- **Work instructions**
Gather each line in the entries that includes the string "last".

Begin Task input

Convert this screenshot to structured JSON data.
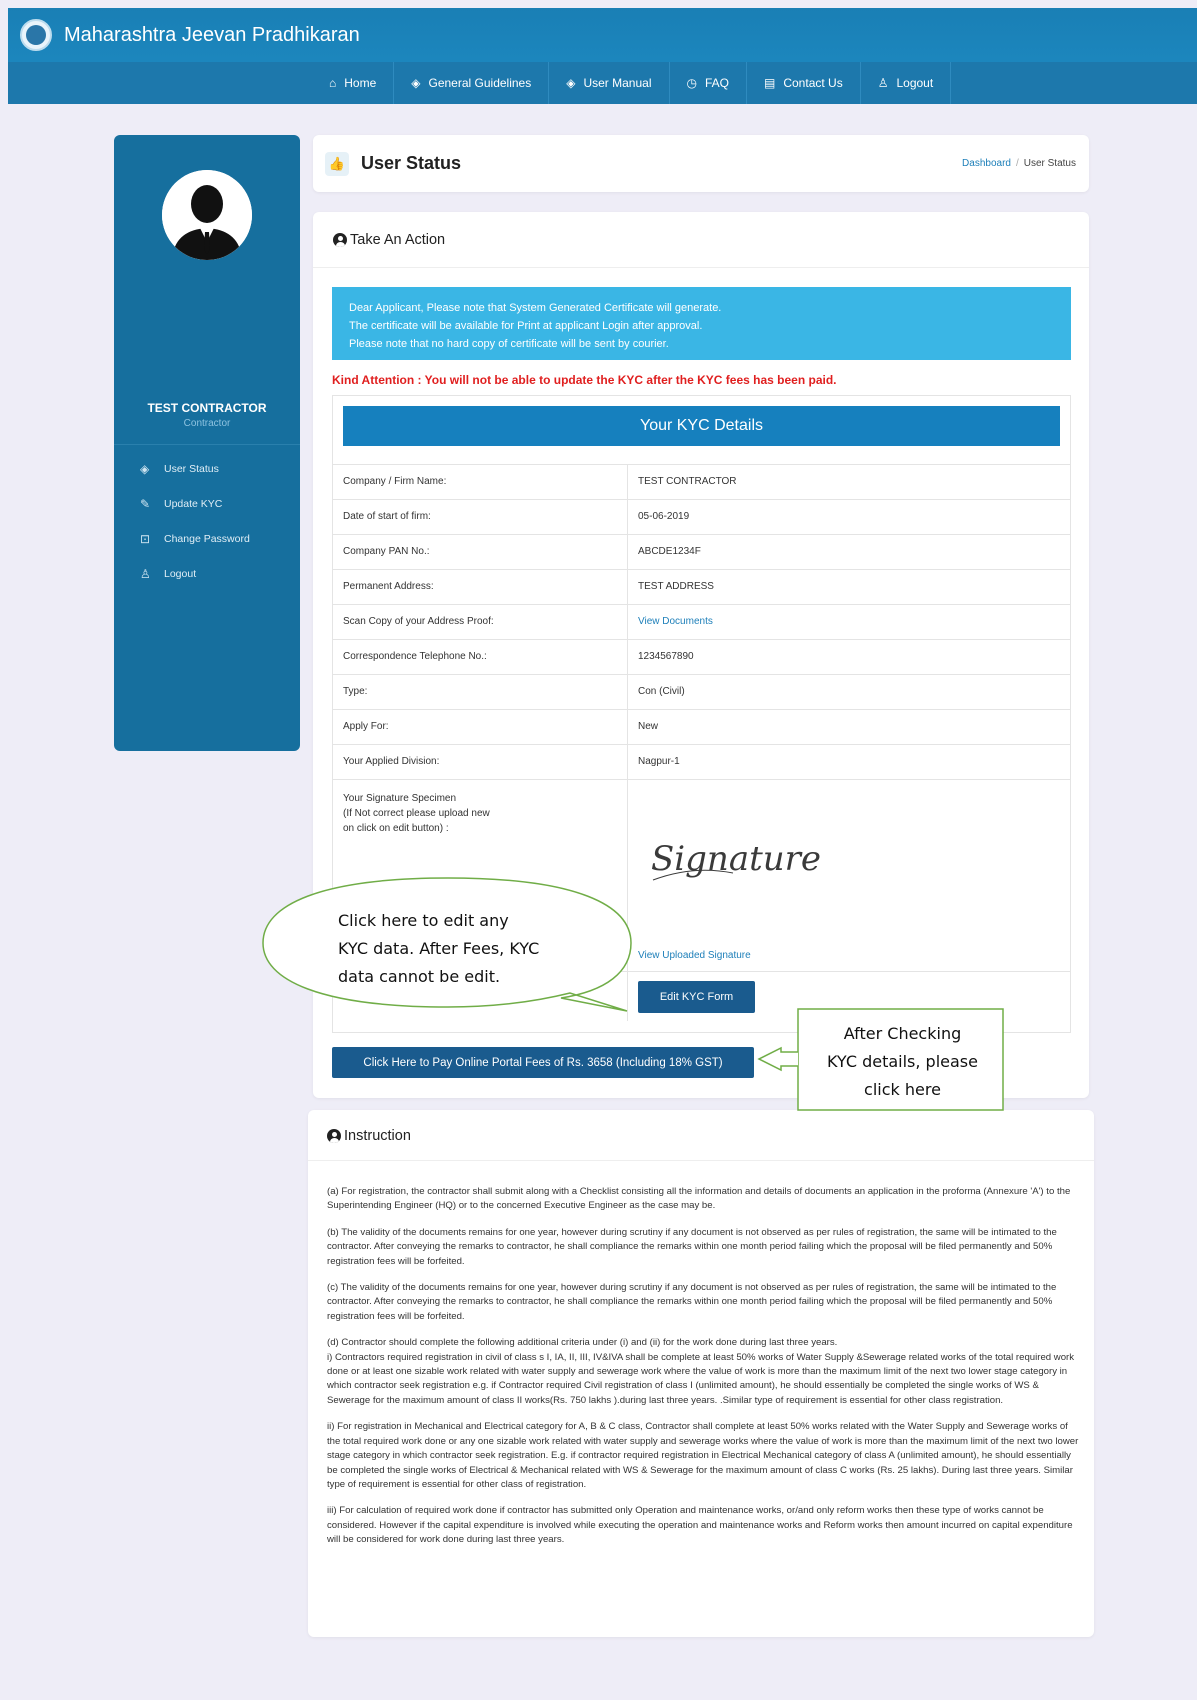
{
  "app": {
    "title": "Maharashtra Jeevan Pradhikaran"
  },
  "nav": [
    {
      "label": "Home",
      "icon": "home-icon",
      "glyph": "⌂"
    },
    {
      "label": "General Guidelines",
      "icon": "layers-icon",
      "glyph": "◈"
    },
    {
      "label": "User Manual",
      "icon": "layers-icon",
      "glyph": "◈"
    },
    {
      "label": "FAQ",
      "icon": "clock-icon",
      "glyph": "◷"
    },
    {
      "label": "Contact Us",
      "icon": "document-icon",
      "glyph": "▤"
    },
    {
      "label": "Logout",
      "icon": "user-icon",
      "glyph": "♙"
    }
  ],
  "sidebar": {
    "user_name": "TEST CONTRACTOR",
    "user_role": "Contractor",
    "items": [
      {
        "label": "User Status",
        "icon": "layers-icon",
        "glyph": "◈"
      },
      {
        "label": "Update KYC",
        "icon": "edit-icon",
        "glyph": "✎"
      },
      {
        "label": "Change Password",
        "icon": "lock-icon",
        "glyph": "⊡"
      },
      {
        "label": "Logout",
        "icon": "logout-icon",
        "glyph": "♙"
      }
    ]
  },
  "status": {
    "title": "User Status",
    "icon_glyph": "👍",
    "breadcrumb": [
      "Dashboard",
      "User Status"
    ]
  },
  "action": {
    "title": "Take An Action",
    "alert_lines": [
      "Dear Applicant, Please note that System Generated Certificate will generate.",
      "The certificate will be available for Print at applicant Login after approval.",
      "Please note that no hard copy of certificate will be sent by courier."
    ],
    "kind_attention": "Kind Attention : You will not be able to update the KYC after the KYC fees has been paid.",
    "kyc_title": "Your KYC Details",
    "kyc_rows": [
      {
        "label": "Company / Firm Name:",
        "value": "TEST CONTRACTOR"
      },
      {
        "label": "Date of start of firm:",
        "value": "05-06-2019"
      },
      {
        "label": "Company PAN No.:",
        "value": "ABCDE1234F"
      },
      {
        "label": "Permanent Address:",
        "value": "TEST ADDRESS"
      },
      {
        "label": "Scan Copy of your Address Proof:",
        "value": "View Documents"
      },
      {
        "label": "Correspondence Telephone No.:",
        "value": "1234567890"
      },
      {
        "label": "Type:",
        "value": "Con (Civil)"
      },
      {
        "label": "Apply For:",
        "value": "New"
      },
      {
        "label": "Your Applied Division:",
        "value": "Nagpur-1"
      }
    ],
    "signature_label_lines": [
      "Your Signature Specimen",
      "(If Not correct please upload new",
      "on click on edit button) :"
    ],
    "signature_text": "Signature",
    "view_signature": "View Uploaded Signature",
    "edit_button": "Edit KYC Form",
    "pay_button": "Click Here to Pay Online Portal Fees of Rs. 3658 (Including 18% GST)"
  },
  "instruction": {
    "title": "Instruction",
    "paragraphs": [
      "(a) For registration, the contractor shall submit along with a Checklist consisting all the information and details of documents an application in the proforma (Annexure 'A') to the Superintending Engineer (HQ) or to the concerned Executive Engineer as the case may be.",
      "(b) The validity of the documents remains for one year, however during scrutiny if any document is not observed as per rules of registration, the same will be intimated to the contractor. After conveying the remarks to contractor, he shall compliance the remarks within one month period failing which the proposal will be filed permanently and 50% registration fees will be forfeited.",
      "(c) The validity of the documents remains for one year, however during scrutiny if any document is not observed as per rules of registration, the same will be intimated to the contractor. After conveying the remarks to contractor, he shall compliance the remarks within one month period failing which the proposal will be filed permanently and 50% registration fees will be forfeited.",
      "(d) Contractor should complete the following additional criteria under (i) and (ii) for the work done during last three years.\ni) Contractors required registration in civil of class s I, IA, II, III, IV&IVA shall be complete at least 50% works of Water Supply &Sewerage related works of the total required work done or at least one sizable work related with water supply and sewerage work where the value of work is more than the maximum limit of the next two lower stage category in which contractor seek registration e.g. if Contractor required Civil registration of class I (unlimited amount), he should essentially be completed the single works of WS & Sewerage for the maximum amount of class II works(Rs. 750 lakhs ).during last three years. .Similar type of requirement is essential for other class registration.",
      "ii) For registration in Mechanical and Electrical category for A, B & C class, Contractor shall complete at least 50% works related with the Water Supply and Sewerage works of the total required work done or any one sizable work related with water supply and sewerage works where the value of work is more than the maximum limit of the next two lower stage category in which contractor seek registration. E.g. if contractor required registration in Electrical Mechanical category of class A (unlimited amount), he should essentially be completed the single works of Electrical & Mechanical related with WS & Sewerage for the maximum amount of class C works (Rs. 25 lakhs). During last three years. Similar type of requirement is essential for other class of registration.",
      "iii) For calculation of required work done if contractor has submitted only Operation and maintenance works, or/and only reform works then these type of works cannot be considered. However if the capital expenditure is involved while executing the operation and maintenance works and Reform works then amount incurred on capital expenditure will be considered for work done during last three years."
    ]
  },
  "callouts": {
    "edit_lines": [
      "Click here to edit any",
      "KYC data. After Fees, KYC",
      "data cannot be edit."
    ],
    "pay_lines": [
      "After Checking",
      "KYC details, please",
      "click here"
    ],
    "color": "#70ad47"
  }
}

End Task input
Begin Task input

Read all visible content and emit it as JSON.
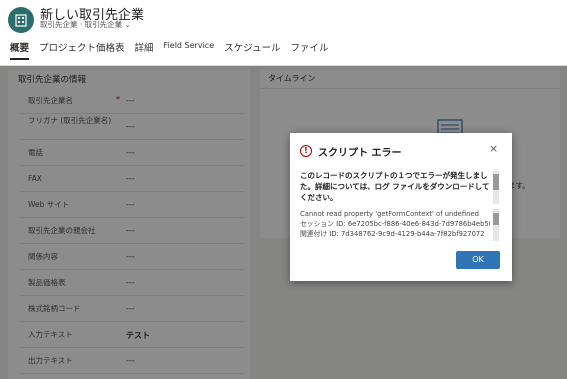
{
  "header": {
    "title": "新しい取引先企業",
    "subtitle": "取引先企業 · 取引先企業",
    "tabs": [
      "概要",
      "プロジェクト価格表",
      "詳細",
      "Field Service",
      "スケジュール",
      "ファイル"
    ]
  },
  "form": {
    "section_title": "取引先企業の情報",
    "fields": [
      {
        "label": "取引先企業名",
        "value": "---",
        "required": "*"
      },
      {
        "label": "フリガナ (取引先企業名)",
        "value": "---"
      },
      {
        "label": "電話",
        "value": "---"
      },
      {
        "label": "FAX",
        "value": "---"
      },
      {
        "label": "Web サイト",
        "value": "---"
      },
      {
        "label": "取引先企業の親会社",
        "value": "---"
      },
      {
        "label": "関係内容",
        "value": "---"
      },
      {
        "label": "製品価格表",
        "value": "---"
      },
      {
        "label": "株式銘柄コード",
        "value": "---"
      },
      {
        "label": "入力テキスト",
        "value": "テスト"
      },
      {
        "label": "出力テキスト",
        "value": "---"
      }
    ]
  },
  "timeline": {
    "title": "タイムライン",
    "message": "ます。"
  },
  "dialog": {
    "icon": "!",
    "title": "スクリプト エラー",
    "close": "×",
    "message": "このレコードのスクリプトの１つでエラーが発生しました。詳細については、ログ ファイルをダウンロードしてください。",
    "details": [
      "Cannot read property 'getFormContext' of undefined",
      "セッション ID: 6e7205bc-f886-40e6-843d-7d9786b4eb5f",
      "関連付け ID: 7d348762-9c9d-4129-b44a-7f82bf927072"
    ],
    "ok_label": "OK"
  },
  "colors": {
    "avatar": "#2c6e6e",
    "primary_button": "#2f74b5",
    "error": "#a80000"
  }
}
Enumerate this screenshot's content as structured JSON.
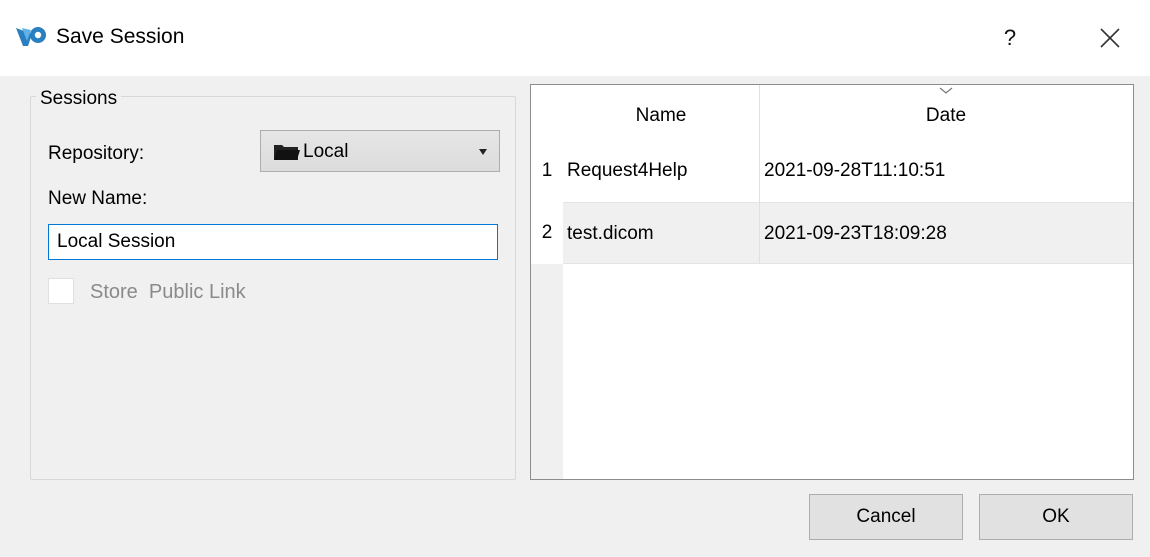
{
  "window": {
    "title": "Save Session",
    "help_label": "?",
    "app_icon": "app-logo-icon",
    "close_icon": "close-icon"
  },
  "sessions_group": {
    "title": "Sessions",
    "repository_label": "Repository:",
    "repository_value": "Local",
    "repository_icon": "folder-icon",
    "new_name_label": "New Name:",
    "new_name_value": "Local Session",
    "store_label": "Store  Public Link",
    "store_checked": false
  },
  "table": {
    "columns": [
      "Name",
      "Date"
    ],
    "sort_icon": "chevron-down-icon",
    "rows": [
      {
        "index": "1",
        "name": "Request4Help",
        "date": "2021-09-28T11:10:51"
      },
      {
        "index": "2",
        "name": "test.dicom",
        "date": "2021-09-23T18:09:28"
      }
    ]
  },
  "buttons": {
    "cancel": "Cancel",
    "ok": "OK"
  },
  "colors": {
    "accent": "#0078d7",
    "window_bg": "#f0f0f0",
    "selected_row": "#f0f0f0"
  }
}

End Task input

- **Result below**
      "(d) Contractor should complete the following additional criteria under (i) and (ii) for the work done during last three years.\ni) Contractors required registration in civil of class s I, IA, II, III, IV&IVA shall be complete at least 50% works of Water Supply &Sewerage related works of the total required work done or at least one sizable work related with water supply and sewerage work where the value of work is more than the maximum limit of the next two lower stage category in which contractor seek registration e.g. if Contractor required Civil registration of class I (unlimited amount), he should essentially be completed the single works of WS & Sewerage for the maximum amount of class II works(Rs. 750 lakhs ).during last three years. .Similar type of requirement is essential for other class registration.",
      "ii) For registration in Mechanical and Electrical category for A, B & C class, Contractor shall complete at least 50% works related with the Water Supply and Sewerage works of the total required work done or any one sizable work related with water supply and sewerage works where the value of work is more than the maximum limit of the next two lower stage category in which contractor seek registration. E.g. if contractor required registration in Electrical Mechanical category of class A (unlimited amount), he should essentially be completed the single works of Electrical & Mechanical related with WS & Sewerage for the maximum amount of class C works (Rs. 25 lakhs). During last three years. Similar type of requirement is essential for other class of registration.",
      "iii) For calculation of required work done if contractor has submitted only Operation and maintenance works, or/and only reform works then these type of works cannot be considered. However if the capital expenditure is involved while executing the operation and maintenance works and Reform works then amount incurred on capital expenditure will be considered for work done during last three years."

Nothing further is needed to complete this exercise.